* [AIM OF THE TASK] Extract every line below that contains the word "JSON".

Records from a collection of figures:
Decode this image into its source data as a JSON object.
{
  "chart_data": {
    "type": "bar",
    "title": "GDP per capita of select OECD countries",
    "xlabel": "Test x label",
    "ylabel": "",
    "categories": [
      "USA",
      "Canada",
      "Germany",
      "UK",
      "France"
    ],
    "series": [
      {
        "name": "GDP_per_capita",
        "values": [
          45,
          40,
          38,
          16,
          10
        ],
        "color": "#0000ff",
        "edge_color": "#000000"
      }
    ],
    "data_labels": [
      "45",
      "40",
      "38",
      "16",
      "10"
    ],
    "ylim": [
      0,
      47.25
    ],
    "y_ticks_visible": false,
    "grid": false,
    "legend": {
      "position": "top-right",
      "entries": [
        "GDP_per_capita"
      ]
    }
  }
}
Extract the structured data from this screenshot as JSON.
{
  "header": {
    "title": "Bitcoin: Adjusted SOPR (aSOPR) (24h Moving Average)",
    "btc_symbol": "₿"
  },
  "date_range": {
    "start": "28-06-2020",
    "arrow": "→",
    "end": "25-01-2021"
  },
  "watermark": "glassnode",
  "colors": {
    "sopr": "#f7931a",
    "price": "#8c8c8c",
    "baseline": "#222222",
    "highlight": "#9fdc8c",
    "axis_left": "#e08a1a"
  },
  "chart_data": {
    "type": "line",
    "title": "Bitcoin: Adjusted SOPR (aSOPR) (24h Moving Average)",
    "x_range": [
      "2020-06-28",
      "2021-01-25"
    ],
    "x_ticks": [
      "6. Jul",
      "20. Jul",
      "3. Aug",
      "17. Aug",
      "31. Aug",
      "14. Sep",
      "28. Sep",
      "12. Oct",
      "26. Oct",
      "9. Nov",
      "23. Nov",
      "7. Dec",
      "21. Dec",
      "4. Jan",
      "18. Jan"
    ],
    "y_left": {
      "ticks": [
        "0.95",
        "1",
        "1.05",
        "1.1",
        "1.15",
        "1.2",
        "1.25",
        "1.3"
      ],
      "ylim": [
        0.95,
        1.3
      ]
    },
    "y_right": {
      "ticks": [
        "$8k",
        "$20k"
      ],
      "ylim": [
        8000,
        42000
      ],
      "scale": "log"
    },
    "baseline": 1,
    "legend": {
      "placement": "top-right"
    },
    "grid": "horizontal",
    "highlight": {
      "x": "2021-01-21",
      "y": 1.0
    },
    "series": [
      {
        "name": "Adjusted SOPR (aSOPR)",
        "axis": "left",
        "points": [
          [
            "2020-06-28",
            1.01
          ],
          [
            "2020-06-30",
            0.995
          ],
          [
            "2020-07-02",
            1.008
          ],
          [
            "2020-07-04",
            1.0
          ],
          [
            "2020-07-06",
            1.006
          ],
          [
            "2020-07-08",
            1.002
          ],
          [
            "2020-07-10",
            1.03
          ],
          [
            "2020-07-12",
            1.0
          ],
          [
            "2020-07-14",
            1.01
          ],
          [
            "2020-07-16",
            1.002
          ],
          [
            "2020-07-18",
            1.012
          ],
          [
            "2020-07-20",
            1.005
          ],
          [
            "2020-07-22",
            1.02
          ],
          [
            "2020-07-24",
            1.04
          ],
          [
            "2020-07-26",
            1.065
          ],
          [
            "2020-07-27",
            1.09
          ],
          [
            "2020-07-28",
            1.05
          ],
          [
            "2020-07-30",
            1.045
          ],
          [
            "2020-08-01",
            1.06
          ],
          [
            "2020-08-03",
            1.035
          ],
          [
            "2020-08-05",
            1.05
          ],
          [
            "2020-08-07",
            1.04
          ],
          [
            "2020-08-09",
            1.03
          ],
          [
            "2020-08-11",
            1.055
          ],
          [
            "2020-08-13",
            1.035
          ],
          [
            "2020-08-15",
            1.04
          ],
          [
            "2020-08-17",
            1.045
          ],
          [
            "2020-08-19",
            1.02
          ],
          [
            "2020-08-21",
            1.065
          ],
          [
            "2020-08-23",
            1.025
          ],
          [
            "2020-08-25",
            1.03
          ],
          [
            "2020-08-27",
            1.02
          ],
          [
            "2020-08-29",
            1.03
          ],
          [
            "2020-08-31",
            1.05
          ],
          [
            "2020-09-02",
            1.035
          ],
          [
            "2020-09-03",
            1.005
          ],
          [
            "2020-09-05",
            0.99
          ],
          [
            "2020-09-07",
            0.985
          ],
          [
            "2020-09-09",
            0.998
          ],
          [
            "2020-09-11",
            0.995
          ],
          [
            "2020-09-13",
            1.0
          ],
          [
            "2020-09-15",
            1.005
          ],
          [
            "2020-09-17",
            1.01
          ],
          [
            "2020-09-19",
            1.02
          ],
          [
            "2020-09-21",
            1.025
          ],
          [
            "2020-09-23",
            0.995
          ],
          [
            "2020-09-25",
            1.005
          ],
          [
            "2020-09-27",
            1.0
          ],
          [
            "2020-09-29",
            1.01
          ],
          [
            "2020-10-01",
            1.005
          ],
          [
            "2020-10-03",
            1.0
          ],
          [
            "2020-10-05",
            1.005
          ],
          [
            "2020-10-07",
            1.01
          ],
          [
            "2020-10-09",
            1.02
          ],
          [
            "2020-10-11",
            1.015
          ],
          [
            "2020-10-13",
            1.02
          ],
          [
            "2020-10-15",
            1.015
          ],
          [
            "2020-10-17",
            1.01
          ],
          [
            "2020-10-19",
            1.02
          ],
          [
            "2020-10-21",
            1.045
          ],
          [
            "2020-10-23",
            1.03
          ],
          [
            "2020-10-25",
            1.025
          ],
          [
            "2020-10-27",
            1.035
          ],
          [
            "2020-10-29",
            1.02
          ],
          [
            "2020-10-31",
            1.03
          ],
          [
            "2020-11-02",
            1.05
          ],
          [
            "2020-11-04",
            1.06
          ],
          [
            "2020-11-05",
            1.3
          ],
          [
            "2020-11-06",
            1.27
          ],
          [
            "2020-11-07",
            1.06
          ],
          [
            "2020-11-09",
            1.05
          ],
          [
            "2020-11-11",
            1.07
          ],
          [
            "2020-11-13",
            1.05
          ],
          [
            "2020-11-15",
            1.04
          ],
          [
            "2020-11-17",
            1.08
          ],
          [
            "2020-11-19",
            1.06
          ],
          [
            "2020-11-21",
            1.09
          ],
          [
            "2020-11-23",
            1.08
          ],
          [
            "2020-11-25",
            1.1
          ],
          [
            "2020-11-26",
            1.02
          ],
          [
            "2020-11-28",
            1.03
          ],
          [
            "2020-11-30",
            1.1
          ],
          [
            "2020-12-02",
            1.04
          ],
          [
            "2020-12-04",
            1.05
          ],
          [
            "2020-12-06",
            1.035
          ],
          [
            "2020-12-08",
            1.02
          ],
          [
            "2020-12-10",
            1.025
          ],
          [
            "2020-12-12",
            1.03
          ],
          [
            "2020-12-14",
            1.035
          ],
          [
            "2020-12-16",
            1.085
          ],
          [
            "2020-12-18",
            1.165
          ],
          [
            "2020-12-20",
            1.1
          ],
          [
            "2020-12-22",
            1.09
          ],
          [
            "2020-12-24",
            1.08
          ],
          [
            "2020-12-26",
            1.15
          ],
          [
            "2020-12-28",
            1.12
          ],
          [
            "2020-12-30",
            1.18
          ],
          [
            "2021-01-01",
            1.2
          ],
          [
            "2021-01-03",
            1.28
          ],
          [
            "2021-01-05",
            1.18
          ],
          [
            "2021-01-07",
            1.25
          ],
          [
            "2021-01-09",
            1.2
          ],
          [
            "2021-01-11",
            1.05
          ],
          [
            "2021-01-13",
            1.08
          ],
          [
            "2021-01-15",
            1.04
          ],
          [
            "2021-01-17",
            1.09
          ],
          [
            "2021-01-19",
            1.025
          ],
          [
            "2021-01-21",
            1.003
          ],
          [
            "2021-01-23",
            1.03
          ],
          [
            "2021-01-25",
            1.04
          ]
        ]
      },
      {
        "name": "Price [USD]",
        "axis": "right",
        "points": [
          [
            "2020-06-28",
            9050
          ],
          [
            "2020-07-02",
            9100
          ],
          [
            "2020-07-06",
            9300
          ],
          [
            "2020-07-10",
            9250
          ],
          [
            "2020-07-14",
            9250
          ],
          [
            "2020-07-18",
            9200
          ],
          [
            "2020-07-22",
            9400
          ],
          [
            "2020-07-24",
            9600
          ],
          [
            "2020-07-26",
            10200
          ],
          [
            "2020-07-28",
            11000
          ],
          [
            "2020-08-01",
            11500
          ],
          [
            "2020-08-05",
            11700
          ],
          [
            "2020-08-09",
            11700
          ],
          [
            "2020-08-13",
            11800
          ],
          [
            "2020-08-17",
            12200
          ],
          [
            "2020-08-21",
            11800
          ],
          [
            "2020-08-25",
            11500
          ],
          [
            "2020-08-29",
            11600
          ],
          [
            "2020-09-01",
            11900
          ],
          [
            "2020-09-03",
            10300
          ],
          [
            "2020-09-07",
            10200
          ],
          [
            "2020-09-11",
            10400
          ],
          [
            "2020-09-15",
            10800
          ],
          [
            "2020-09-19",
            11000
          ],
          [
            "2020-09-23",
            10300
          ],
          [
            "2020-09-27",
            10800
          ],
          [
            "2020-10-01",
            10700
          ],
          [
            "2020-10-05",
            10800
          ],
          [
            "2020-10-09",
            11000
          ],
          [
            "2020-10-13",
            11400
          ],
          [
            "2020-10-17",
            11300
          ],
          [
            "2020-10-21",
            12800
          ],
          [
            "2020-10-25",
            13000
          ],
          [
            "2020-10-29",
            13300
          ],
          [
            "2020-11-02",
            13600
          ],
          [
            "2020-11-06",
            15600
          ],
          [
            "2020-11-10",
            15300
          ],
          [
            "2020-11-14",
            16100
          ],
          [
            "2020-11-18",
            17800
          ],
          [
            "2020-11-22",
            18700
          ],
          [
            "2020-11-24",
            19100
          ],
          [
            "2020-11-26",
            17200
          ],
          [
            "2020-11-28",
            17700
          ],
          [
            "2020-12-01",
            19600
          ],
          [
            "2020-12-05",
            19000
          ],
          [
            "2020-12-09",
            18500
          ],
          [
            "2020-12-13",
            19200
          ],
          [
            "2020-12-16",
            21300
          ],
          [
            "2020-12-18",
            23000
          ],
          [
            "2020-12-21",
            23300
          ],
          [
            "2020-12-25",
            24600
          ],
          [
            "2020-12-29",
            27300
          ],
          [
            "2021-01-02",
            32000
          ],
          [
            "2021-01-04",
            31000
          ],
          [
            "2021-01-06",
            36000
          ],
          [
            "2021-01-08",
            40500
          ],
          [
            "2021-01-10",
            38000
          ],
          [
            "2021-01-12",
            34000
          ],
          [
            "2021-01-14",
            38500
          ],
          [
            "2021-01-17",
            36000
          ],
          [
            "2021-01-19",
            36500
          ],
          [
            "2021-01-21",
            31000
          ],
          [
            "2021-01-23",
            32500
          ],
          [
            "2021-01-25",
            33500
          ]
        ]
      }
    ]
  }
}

* [TASK RESULT]
Decode this image into its source data as a JSON object.
Extract the structured data from this screenshot as JSON.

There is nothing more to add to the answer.